Scan the material and copy every line in which "this" appears.
+===+
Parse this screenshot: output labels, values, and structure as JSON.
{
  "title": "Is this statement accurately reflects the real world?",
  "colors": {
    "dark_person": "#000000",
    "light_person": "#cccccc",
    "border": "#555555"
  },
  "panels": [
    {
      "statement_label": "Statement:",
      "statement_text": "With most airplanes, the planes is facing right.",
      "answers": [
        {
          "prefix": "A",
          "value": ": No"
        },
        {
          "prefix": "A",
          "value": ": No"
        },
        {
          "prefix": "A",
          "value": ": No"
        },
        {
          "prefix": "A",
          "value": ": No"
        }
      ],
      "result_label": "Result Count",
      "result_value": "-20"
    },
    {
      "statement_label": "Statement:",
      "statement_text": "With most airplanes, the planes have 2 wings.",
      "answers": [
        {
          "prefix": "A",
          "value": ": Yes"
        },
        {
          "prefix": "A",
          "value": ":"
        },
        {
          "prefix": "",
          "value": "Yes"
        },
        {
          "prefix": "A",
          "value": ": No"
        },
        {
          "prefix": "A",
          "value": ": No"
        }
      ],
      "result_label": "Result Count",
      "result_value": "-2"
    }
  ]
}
+===+
ANSWER FOR THE TASK –
Parse this screenshot: output labels, values, and structure as JSON.
  "title": "Is this statement accurately reflects the real world?",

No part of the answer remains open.